> _Artikel_:
((

Das von ihm und Lou Bradley gemeinsam produzierte Album - überdies sein Einstand bei Vanguard Records - ist aber nicht nur eine aktuelle Visitenkarte des Country-Rebellen. Die CD ist auch ein Destillat seiner Karriere. Merle Haggard pur. Unverfälscht. Und damit: reiner Country.
Natürlich ist in den zwölf Titeln eine gewisse Altersmilde im Gesang des mittlerweile 73jährigen auszumachen. Ein Nachteil ist das allerdings nicht. Im Gegenteil: Weil sich der Ex-Knacki in den finsteren Winkeln seiner Seele immer noch die Gesinnung eines echten Outlaws bewahrt hat, rundet diese neue Haggard-Romantik seine Musik würzig und stimmig ab. Wobei "Romantik" vielleicht nicht das richtige Wort ist. Vermutlich ist es eher sein Blick zurück, seine ausgelebte Nostalgie, die das Album eben romantisch erscheinen lässt.

))

> _Vorliegende Einträge_:
((

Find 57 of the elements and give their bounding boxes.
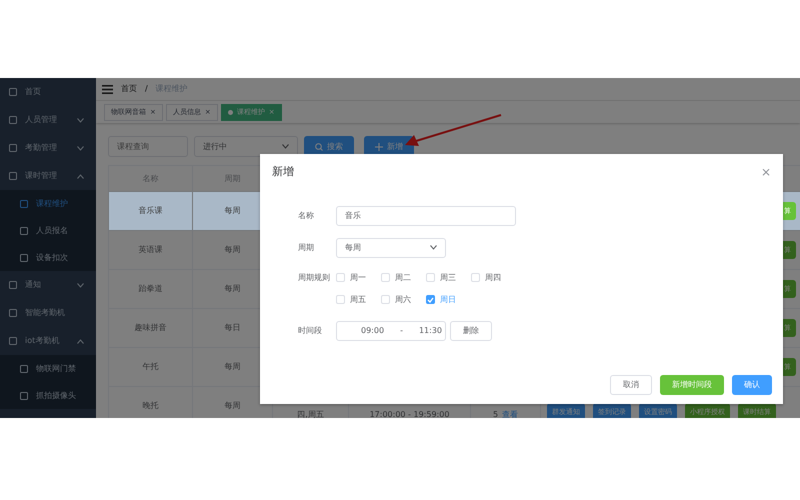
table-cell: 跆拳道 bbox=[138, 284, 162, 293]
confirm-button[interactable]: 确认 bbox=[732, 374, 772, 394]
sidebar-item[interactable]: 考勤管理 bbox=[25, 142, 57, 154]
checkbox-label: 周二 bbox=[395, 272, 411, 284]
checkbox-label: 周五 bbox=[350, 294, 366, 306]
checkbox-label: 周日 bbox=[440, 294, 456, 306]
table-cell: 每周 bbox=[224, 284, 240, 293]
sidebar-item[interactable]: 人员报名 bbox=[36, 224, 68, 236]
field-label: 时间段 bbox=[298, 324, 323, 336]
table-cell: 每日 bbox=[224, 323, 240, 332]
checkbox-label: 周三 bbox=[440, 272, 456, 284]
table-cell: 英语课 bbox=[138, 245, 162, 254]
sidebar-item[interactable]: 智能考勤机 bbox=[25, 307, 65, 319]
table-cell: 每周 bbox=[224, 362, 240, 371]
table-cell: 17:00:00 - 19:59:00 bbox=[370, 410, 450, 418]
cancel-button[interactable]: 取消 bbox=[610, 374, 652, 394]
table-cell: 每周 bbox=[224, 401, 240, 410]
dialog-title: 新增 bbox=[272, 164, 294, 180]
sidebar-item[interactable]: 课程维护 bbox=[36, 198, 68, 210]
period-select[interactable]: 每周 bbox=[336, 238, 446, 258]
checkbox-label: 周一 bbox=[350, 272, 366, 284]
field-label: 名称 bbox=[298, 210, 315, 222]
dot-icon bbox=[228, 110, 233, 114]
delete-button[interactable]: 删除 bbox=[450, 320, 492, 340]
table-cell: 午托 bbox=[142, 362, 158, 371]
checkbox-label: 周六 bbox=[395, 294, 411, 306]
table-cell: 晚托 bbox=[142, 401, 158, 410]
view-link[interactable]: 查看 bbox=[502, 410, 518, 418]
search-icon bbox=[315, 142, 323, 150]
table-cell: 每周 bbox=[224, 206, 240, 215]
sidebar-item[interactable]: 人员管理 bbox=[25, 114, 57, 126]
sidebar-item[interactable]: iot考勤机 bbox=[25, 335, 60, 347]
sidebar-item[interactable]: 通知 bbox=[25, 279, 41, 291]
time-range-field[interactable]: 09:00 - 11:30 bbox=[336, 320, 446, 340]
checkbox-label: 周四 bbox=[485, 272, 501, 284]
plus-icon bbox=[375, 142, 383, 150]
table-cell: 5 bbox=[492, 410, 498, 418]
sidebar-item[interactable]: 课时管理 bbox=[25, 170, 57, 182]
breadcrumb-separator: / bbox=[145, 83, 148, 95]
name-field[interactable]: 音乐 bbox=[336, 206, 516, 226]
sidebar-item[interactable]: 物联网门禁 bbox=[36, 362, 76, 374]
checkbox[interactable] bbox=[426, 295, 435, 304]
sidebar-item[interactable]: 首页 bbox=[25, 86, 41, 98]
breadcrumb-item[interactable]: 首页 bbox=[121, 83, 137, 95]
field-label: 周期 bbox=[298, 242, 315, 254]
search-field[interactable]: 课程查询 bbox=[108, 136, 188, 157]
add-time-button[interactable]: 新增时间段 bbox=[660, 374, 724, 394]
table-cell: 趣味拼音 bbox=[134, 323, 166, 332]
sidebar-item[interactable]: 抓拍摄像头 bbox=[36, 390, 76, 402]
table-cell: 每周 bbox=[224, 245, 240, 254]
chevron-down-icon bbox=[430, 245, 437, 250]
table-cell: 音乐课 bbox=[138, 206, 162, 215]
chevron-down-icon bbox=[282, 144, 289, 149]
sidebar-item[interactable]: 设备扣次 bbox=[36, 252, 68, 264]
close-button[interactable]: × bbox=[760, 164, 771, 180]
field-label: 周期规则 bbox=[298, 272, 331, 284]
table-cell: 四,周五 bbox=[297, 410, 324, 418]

))
((

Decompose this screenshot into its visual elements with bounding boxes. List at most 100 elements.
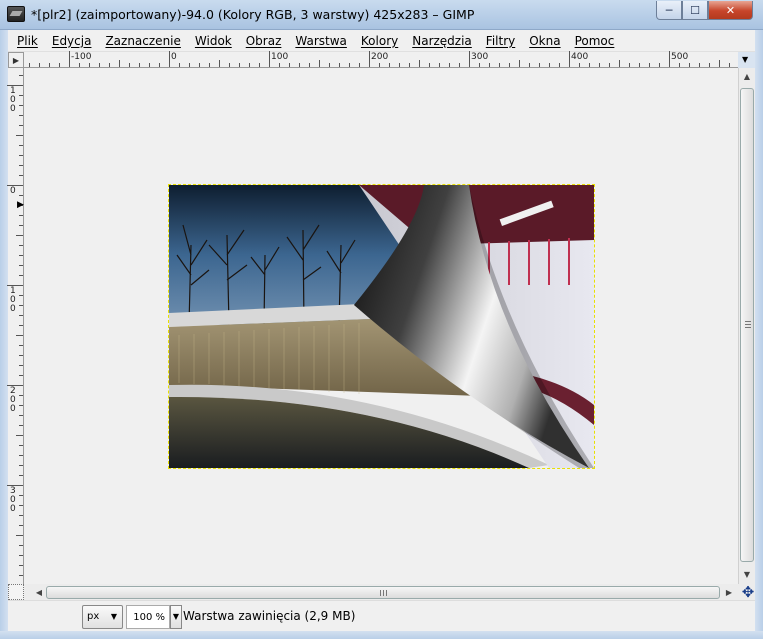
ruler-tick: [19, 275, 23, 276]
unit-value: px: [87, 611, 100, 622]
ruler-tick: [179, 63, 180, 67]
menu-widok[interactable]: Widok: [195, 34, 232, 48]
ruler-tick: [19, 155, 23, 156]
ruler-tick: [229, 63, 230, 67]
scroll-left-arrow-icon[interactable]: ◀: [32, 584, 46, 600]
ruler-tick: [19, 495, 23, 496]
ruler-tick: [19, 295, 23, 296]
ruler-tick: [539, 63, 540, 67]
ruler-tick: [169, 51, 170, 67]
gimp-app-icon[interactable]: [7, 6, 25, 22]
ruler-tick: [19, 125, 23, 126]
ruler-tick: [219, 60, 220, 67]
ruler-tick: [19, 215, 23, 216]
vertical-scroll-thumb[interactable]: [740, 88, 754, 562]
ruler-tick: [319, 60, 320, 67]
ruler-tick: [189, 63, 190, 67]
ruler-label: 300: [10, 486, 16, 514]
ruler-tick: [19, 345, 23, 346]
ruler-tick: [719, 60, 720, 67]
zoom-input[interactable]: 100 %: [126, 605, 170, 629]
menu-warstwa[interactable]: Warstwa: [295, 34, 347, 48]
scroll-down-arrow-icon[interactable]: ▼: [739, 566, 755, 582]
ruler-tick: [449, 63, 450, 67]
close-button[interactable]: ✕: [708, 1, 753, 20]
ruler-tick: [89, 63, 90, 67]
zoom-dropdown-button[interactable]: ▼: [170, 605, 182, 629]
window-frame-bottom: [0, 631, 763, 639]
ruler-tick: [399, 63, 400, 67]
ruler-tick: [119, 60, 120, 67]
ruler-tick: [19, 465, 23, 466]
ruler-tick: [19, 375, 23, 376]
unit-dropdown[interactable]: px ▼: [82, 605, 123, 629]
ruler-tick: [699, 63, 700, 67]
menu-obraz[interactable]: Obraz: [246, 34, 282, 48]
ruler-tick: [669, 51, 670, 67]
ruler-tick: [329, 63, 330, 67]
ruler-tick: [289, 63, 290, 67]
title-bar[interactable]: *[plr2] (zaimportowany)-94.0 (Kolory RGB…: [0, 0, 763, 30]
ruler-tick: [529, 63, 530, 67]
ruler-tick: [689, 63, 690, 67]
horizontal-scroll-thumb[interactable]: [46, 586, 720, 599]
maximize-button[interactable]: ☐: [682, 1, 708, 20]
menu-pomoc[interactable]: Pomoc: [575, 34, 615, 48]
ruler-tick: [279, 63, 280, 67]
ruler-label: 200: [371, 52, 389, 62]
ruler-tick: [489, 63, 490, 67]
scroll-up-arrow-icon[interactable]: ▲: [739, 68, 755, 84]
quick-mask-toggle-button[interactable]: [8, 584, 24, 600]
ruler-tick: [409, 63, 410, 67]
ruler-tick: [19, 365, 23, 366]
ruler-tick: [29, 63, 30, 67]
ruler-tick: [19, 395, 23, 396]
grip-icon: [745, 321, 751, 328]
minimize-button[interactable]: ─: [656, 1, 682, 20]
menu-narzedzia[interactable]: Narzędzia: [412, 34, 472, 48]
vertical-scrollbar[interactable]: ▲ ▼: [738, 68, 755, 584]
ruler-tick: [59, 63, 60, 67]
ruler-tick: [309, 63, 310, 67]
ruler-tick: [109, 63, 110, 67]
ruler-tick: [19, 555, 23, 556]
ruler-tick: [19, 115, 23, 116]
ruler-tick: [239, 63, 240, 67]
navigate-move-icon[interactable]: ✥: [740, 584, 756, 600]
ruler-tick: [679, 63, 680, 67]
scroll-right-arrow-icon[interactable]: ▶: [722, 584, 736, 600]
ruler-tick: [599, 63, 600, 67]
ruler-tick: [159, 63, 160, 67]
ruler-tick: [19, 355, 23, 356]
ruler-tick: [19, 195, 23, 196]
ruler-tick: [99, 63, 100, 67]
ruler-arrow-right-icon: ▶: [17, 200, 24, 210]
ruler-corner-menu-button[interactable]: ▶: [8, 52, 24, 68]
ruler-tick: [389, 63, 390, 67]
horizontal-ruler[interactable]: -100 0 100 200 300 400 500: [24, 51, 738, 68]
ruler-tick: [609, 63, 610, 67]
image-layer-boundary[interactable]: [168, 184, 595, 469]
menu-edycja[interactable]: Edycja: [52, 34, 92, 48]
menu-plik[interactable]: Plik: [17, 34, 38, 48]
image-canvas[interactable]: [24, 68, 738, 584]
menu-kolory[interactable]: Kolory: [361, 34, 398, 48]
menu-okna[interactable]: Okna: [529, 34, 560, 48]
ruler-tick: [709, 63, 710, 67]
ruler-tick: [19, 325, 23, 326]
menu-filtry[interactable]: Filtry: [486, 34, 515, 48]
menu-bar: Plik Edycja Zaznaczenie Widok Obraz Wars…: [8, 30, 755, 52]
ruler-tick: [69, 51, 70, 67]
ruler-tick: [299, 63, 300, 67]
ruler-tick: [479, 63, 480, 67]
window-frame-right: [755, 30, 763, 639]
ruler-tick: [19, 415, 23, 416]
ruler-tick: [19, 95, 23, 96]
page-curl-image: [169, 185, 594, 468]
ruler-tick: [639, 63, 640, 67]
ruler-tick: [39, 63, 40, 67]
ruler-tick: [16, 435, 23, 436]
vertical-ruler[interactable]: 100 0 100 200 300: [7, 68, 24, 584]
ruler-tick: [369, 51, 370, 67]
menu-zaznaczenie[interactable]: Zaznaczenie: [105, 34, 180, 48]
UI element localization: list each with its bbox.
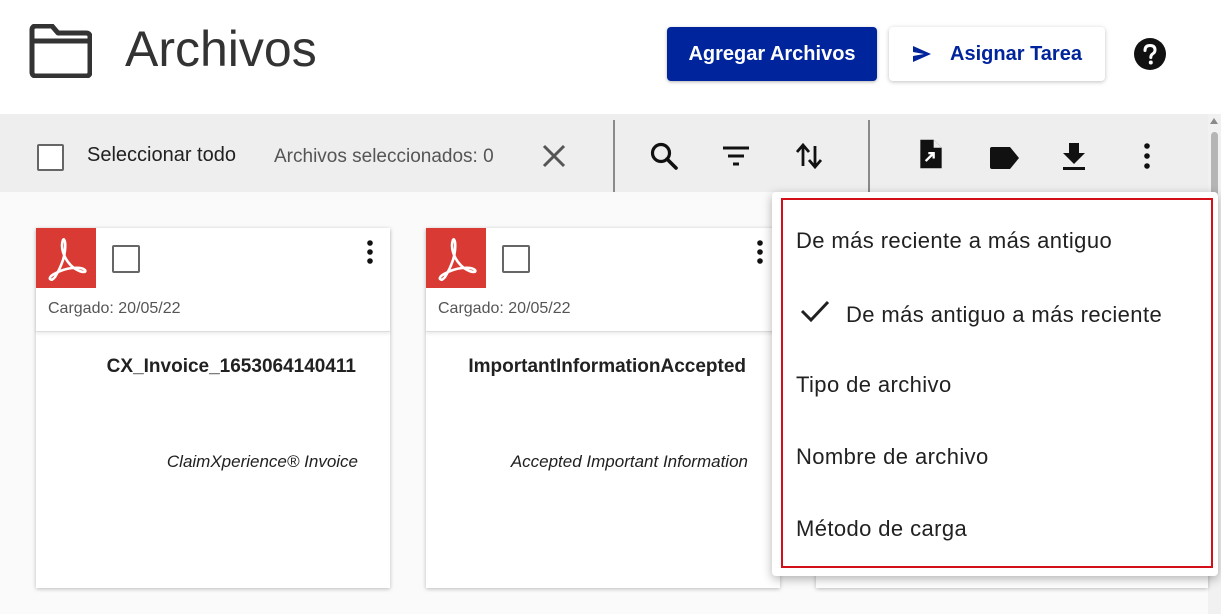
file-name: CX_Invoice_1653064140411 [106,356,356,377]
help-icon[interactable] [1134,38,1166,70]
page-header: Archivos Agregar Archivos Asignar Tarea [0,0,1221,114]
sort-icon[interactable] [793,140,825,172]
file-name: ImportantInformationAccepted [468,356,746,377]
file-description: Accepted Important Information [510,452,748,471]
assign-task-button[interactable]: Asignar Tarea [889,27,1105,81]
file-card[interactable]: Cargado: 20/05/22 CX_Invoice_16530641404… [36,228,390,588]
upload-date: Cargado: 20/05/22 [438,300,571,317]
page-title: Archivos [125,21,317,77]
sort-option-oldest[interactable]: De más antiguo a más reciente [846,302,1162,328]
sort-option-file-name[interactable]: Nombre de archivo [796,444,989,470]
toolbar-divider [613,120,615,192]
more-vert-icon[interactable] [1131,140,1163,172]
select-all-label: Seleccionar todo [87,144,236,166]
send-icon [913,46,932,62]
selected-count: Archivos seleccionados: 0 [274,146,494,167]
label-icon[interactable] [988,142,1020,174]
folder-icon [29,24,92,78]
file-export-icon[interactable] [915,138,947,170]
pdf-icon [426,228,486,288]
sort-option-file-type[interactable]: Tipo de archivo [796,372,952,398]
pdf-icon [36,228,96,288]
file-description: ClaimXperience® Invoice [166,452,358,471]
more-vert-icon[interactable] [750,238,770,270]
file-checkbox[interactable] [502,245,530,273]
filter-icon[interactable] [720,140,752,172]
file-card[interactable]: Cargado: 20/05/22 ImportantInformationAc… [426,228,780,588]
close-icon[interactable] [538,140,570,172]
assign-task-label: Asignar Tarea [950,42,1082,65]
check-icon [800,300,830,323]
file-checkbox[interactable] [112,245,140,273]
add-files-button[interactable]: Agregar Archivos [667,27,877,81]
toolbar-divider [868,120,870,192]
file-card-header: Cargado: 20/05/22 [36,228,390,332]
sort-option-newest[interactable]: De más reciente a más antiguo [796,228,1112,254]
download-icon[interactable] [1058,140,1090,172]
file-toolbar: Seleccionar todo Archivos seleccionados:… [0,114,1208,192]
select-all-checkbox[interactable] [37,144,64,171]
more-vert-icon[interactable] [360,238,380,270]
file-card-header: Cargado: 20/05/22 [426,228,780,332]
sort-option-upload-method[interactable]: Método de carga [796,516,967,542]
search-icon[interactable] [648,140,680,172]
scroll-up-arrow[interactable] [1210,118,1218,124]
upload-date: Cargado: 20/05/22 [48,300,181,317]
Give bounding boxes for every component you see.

))

> _Deine Aufgaben_:
• A. Tausche in den Einträgen überall „checkbox-label“ gegen „checkbox-text“ aus, und zwar in allem von der Zeile mit „table-cell: 跆拳道 bbox=[138, 284, 162, 293]“ bis hinunter zur Zeile mit „table-cell: 每周 bbox=[224, 362, 240, 371]“. Gib nur diese Zeilen wieder und lass sonst alles gleich.
• B. Schreib die Besprechung des Merle-Haggard-Albums weiter, direkt nach ihrem letzten Satz.

> _Antworten je Aufgabe_:
• A.
table-cell: 跆拳道 bbox=[138, 284, 162, 293]
confirm-button[interactable]: 确认 bbox=[732, 374, 772, 394]
sidebar-item[interactable]: 考勤管理 bbox=[25, 142, 57, 154]
checkbox-text: 周二 bbox=[395, 272, 411, 284]
checkbox-text: 周五 bbox=[350, 294, 366, 306]
checkbox-text: 周日 bbox=[440, 294, 456, 306]
table-cell: 每周 bbox=[224, 284, 240, 293]
sidebar-item[interactable]: 人员报名 bbox=[36, 224, 68, 236]
field-label: 时间段 bbox=[298, 324, 323, 336]
table-cell: 每日 bbox=[224, 323, 240, 332]
checkbox-text: 周三 bbox=[440, 272, 456, 284]
table-cell: 英语课 bbox=[138, 245, 162, 254]
sidebar-item[interactable]: 智能考勤机 bbox=[25, 307, 65, 319]
table-cell: 每周 bbox=[224, 362, 240, 371]

• B.
Bestes Beispiel dafür bildet das wunderbare, im gemächlichen Dreivierteltakt angelegte "Oil Tanker Train". Hier tanzt Merle Haggard mit brüchiger Stimme einen Walzer, der ihn zurück in seine Kindheit und Jugend bringt. In eine Zeit, als er als Zehnjähriger erstmals von Zuhause ausbüchst, um als Hobo in den Norden zu reisen. Dobro-Meister Rob Ickes begleitet ihn bei dieser Zeitreise geschmackvoll und virtuos.
Kaum weniger gefühlvoll fallen Titel wie das sanfte, an Mark Knopfler erinnernde (und ebenfalls im 3/4-Takt gehaltene) "Down At The End Of The Road" und das knorrige Liebeslied "We’re Falling In Love Again" aus.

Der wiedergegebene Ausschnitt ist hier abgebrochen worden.